[What is required] Extract and repeat verbatim the rows that begin with the line containing "legend-item: Water-Ethanol (566, 79, 697, 95)" and end with the line containing "x-tick-label: 0.1 (135, 529, 156, 546)", including both of those lines.

(Element box rows)
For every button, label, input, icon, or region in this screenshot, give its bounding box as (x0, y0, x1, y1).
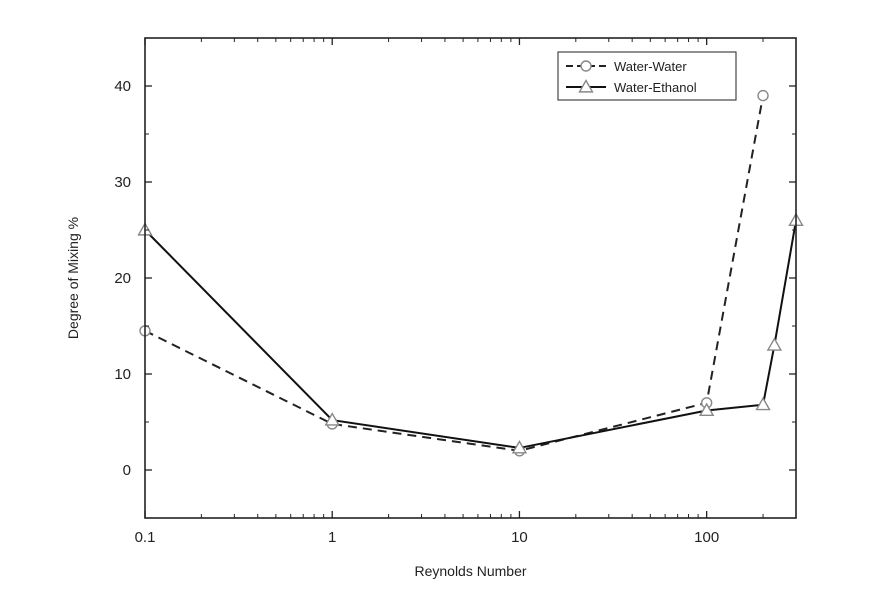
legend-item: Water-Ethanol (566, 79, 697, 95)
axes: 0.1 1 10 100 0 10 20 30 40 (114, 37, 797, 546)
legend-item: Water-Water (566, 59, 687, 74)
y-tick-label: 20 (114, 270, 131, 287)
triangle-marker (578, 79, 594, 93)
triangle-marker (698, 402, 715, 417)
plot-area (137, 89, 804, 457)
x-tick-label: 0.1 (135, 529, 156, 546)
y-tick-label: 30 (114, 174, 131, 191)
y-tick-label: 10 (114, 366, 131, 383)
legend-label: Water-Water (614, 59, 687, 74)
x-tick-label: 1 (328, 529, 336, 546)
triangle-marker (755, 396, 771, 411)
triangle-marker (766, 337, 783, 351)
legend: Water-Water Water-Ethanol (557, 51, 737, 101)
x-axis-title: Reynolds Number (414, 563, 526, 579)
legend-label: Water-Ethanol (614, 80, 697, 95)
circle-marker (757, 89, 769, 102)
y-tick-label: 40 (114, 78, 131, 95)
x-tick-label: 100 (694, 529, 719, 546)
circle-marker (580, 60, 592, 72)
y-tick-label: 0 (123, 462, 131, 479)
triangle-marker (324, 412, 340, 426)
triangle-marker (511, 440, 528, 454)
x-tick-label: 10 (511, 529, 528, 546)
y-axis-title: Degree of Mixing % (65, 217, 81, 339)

[Solution to this task]
legend-item: Water-Ethanol (566, 79, 697, 95)
axes: 0.1 1 10 100 0 10 20 30 40 (114, 37, 797, 546)
legend-item: Water-Water (566, 59, 687, 74)
y-tick-label: 20 (114, 270, 131, 287)
triangle-marker (578, 79, 594, 93)
triangle-marker (698, 402, 715, 417)
plot-area (137, 89, 804, 457)
x-tick-label: 0.1 (135, 529, 156, 546)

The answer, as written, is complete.